Data excerpts:
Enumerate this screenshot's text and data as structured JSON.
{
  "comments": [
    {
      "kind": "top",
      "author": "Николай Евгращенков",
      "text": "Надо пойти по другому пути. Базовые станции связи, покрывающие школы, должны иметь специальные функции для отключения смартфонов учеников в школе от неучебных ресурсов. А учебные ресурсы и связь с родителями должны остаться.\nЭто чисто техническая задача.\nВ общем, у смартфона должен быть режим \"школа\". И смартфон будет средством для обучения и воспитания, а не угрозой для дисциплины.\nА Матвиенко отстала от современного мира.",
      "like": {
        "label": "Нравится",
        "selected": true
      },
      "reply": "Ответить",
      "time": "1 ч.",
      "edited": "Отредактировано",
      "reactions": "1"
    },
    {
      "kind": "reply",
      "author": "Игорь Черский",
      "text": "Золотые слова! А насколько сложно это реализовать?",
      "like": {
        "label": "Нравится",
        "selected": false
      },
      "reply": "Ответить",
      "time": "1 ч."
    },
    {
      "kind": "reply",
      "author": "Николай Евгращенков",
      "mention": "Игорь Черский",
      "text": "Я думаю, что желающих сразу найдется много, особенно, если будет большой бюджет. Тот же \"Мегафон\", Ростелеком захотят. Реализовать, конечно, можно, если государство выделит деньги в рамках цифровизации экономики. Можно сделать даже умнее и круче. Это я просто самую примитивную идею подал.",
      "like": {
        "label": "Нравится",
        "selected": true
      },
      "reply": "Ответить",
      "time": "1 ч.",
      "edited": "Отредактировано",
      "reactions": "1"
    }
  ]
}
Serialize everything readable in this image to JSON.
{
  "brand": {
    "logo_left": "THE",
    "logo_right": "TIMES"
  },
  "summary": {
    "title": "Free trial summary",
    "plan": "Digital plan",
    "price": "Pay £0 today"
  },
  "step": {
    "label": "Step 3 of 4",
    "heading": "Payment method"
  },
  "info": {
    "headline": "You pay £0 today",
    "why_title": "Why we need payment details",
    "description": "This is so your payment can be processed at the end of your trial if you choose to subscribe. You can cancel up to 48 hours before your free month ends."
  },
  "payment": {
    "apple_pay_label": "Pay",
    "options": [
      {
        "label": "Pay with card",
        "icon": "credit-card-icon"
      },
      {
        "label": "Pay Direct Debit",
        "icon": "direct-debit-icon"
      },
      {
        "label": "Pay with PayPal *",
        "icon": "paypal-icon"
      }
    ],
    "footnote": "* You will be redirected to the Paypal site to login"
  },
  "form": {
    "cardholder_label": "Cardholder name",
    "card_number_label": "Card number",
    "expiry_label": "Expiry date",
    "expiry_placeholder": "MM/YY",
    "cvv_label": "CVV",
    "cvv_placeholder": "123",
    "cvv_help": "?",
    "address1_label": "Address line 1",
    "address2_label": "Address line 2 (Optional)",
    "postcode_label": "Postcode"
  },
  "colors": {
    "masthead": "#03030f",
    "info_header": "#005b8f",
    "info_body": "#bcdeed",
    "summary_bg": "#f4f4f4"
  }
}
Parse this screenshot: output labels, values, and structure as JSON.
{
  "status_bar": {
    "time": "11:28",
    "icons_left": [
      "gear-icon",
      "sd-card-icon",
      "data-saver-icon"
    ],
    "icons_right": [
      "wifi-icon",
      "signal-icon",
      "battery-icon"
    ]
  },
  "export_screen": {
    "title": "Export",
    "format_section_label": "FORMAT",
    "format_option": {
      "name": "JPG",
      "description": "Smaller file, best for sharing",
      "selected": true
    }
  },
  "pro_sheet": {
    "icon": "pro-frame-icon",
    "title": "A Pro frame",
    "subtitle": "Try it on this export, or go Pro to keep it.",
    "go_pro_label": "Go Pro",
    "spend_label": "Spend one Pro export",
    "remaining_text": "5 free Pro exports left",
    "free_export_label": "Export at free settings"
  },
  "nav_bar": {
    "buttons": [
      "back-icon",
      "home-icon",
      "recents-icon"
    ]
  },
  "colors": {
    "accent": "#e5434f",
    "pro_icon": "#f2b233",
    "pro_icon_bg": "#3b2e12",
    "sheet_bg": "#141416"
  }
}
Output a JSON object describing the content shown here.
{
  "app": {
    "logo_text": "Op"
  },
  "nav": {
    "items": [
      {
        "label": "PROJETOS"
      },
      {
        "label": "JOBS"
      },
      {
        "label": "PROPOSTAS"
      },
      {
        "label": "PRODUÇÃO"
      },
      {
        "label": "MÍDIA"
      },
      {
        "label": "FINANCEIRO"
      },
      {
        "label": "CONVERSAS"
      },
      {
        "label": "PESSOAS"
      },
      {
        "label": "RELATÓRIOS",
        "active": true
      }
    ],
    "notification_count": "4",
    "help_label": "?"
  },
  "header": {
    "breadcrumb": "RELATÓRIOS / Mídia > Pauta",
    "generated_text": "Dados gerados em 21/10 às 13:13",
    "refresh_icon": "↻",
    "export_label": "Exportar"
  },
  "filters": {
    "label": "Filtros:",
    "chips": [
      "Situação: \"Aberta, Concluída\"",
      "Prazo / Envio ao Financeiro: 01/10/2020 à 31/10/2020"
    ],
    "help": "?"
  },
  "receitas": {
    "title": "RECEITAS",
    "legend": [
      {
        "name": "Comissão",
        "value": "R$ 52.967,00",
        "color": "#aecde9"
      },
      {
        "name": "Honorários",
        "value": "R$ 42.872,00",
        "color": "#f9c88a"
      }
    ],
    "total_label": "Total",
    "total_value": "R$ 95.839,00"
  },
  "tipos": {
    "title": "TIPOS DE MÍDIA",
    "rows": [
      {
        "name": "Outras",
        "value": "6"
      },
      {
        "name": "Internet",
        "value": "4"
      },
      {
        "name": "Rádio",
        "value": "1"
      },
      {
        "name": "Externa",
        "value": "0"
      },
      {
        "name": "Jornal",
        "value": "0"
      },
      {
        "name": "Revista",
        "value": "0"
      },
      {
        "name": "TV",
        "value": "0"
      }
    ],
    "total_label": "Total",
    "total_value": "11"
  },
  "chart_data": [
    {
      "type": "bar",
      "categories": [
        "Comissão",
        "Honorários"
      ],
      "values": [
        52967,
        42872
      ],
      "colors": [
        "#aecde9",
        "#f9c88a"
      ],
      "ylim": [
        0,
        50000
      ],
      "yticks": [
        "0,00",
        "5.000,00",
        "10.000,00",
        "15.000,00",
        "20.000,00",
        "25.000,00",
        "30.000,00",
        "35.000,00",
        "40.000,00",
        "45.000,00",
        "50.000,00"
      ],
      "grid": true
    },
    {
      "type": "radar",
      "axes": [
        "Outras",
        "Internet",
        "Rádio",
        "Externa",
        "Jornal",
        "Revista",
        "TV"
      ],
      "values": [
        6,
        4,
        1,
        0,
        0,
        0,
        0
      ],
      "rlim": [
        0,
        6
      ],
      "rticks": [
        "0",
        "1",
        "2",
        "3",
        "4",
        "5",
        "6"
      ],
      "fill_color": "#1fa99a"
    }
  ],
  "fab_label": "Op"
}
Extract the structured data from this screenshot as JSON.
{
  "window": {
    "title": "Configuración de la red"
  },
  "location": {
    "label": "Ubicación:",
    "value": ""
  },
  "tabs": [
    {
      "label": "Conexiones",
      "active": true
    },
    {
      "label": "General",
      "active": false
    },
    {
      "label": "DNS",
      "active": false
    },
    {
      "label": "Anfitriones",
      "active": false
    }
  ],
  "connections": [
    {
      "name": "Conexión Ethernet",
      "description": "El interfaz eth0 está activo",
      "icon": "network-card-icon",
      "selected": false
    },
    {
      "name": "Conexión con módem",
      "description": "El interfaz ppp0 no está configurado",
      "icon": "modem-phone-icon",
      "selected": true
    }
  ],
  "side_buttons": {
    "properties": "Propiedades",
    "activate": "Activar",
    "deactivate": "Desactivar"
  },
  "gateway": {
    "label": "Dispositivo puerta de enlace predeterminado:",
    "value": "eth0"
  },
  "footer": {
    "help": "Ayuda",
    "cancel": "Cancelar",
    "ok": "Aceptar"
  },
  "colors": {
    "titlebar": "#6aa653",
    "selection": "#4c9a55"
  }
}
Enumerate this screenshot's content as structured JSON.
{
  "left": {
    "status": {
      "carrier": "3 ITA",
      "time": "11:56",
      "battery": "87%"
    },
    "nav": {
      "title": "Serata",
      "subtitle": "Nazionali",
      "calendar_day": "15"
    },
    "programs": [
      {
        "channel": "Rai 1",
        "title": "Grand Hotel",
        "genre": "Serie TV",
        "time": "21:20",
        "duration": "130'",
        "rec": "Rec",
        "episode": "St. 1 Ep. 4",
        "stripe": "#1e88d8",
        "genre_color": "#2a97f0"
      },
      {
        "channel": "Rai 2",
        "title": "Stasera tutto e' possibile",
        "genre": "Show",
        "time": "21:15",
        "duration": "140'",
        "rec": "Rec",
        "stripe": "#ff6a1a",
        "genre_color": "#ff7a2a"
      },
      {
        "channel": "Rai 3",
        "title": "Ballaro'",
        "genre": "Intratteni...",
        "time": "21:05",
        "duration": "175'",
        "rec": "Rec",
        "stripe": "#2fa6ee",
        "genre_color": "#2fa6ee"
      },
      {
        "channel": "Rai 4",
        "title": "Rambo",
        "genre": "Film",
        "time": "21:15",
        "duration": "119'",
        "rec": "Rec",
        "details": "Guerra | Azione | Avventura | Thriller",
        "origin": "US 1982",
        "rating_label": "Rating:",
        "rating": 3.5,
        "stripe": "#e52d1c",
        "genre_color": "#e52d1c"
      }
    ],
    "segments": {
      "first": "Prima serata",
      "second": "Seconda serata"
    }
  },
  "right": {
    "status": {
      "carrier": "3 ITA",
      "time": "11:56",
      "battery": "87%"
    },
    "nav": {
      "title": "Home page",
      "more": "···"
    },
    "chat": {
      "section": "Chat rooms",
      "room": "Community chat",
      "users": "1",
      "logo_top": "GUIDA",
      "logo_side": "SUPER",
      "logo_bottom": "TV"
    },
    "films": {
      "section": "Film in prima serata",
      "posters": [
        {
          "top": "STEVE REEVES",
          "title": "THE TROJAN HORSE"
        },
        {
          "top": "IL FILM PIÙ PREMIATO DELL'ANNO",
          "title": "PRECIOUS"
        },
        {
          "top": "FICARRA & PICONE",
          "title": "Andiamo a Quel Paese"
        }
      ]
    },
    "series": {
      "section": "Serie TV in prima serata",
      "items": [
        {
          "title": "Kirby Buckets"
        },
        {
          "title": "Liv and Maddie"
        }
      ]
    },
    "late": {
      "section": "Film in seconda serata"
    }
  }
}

## Stated exercise
Scan the entries above and work out how many lines include the word "details"; the reply is that number alone.

## Solved exercise
2